**Direction A:** Duplicate the coupling coefficient problem text word for word, in full.

Chapter 13, Problem 24P

In the circuit of Fig. 13.93,

1. (a) find the coupling coefficient,
2. (b) calculate v_o,
3. (c) determine the energy stored in the coupled inductors at t = 2 s.

To determine

Calculate the coupling coefficient of the circuit in Figure 13.93.

Answer to Problem 24P

The coupling coefficient is $\underset{\_}{0.3535}$.

Explanation of Solution

Given data:

Refer to Figure 13.93 in the textbook for the circuit with coupled coils.

The value of $L_1,L_2,\text{and}M$ are 4 H, 2 H, and 1 H respectively.

Calculation:

Consider the expression for the coefficient of coupling in the coupled coils.

$k=\frac{M}{\sqrt{L_1{L}_2}}$

Substitute 1 H for M, 4 H for $L_1$, and 2 H for $L_2$.

**Direction B:** Rewrite the records from the start through the line with "x-tick-label: 6B <box>876 435 891 449</box>", putting "y-axis-label" wherever "y-tick-label" appears and leaving everything else unchanged.

**Entries:**

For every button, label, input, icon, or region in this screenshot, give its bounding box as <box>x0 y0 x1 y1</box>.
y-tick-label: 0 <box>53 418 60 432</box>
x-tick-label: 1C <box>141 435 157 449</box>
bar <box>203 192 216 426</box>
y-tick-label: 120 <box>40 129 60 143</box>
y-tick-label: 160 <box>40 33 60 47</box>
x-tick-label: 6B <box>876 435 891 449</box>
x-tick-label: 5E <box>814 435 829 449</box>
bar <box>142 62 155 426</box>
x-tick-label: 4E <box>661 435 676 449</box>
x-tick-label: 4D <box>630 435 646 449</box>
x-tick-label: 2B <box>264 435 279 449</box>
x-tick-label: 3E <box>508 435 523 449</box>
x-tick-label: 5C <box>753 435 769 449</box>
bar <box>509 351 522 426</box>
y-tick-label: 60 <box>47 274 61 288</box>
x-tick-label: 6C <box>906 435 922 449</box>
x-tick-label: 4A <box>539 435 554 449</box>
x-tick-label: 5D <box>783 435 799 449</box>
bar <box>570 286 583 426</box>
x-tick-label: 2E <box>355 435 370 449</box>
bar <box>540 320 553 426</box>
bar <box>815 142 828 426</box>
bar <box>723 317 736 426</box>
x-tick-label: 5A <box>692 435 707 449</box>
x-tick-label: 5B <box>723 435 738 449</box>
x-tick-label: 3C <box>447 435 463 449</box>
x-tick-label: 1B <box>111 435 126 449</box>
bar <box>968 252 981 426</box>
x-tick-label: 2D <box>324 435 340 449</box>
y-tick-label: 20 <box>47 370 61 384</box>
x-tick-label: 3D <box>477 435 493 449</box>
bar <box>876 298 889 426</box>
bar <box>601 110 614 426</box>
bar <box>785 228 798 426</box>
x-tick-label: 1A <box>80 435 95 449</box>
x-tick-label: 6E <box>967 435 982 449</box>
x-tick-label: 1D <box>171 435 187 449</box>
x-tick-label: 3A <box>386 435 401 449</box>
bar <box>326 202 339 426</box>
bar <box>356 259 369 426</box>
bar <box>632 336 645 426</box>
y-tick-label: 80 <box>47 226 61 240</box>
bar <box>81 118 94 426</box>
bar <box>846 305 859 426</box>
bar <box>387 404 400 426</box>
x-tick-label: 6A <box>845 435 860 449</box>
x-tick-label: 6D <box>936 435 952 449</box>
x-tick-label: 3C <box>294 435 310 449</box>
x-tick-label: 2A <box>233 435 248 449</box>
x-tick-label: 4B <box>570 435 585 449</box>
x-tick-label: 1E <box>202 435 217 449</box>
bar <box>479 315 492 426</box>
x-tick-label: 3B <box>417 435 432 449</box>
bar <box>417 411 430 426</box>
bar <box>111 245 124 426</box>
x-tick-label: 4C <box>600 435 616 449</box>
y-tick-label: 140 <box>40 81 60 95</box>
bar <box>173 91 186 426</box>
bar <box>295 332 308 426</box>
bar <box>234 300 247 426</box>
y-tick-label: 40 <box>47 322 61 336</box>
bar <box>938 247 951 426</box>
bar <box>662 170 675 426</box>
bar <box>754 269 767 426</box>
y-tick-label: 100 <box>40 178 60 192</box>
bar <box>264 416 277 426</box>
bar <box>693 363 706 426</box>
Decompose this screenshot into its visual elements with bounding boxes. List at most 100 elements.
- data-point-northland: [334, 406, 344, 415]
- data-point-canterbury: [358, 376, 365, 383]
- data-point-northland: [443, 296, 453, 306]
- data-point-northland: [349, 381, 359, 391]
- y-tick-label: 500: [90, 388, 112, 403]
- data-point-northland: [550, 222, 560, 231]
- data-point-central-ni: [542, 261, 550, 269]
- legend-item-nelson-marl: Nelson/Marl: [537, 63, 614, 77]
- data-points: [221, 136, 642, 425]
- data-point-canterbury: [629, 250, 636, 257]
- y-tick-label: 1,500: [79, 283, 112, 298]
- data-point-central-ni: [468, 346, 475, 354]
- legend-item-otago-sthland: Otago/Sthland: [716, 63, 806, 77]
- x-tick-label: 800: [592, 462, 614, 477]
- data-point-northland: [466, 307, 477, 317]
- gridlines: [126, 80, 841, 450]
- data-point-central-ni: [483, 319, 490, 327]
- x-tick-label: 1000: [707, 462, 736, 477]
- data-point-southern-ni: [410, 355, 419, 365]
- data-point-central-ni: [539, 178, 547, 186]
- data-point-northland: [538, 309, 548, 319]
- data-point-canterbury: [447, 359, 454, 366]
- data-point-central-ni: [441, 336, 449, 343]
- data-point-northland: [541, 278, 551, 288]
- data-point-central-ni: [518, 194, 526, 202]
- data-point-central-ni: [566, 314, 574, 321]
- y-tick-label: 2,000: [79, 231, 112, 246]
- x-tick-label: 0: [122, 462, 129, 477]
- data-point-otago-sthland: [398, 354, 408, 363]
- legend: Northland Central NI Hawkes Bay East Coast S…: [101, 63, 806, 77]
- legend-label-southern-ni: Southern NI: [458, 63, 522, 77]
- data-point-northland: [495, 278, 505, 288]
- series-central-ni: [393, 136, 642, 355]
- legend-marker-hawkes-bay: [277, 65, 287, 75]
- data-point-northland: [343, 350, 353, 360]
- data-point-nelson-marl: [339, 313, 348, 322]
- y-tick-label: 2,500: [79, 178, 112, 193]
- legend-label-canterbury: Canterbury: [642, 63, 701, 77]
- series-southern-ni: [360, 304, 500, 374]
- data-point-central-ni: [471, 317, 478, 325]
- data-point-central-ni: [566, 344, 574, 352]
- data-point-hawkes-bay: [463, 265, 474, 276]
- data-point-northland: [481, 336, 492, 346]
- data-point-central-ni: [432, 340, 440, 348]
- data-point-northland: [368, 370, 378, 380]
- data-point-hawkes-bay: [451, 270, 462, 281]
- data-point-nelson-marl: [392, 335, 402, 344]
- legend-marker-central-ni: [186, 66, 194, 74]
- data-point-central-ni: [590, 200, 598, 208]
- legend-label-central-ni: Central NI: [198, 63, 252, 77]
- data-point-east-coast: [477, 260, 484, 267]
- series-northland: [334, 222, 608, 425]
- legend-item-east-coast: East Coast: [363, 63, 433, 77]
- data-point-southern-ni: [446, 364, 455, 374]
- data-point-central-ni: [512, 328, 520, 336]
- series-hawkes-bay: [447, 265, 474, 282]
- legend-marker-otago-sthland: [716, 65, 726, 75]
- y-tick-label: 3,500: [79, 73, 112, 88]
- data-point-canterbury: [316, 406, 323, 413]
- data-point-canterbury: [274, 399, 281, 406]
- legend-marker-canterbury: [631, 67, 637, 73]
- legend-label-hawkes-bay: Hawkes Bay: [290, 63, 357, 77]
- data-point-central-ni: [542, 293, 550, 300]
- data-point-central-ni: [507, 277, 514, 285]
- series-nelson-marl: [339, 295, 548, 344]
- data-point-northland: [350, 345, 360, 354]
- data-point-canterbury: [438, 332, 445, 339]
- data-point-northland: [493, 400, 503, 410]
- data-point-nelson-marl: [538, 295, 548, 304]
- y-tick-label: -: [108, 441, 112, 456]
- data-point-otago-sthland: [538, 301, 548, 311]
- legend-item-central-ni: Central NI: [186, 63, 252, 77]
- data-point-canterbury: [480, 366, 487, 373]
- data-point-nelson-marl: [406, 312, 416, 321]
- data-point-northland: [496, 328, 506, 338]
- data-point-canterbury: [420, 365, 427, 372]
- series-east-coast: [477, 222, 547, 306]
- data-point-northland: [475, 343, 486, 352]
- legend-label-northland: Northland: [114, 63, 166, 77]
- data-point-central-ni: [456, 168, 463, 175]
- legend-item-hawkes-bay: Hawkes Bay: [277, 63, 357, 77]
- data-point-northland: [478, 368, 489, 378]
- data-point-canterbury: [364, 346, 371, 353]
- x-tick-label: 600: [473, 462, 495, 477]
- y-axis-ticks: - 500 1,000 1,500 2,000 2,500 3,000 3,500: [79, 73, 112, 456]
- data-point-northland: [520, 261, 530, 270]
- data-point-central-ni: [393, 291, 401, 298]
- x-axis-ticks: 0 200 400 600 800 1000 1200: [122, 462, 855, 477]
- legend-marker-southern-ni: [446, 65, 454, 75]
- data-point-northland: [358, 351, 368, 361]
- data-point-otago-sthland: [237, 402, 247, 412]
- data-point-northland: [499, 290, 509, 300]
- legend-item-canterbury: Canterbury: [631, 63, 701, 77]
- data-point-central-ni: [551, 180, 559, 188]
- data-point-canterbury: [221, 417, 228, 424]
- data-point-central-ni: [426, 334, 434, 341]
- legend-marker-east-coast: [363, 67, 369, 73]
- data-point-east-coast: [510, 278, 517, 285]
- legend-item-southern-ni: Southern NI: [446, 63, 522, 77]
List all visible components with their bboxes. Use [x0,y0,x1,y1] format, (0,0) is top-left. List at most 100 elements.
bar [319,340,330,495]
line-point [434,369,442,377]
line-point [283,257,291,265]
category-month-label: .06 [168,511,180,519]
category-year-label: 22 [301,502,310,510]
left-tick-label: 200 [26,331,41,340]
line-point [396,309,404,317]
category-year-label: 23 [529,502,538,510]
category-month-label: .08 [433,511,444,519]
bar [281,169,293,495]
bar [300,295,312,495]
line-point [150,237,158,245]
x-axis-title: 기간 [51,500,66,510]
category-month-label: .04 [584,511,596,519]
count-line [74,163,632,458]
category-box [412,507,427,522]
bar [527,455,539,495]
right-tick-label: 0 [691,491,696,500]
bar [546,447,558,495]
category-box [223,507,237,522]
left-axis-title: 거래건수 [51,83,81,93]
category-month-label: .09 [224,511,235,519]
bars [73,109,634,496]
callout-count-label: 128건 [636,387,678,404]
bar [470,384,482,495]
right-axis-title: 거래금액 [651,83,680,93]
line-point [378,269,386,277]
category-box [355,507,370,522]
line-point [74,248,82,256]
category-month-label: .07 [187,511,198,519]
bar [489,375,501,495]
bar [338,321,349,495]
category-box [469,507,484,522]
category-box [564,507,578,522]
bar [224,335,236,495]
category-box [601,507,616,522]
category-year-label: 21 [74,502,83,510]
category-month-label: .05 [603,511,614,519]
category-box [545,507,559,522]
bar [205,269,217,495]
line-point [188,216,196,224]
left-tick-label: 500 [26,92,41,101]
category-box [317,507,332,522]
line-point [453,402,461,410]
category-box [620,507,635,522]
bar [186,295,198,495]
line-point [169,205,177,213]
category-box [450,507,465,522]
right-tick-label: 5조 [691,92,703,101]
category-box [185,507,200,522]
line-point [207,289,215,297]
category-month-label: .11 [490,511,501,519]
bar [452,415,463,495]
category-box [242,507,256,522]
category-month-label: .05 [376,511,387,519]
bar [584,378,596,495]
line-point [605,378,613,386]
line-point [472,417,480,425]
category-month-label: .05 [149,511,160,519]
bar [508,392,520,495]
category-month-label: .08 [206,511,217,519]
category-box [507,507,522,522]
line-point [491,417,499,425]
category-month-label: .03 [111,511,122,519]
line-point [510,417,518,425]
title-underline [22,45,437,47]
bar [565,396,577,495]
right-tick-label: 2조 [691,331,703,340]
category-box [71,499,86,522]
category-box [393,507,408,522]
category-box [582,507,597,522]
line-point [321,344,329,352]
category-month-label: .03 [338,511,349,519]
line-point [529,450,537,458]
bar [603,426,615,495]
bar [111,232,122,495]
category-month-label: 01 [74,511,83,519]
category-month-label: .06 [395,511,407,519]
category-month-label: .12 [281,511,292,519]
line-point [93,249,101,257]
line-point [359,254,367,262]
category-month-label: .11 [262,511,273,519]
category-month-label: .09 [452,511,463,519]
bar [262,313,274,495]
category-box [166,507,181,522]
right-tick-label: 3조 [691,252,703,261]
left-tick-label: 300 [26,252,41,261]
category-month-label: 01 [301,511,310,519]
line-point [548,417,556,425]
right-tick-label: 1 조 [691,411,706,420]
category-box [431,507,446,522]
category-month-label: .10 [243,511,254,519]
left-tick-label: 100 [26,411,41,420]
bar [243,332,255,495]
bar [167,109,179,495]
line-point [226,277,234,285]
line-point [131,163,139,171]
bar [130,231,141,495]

**Worked solution A:**
Chapter 13, Problem 24P

In the circuit of Fig. 13.93,

1. (a) find the coupling coefficient,
2. (b) calculate v_o,
3. (c) determine the energy stored in the coupled inductors at t = 2 s.

To determine

Calculate the coupling coefficient of the circuit in Figure 13.93.

Answer to Problem 24P

The coupling coefficient is $\underset{\_}{0.3535}$.

Explanation of Solution

Given data:

Refer to Figure 13.93 in the textbook for the circuit with coupled coils.

The value of $L_1,L_2,\text{and}M$ are 4 H, 2 H, and 1 H respectively.

Calculation:

Consider the expression for the coefficient of coupling in the coupled coils.

$k=\frac{M}{\sqrt{L_1{L}_2}}$

Substitute 1 H for M, 4 H for $L_1$, and 2 H for $L_2$.

**Worked solution B:**
For every button, label, input, icon, or region in this screenshot, give its bounding box as <box>x0 y0 x1 y1</box>.
y-axis-label: 0 <box>53 418 60 432</box>
x-tick-label: 1C <box>141 435 157 449</box>
bar <box>203 192 216 426</box>
y-axis-label: 120 <box>40 129 60 143</box>
y-axis-label: 160 <box>40 33 60 47</box>
x-tick-label: 6B <box>876 435 891 449</box>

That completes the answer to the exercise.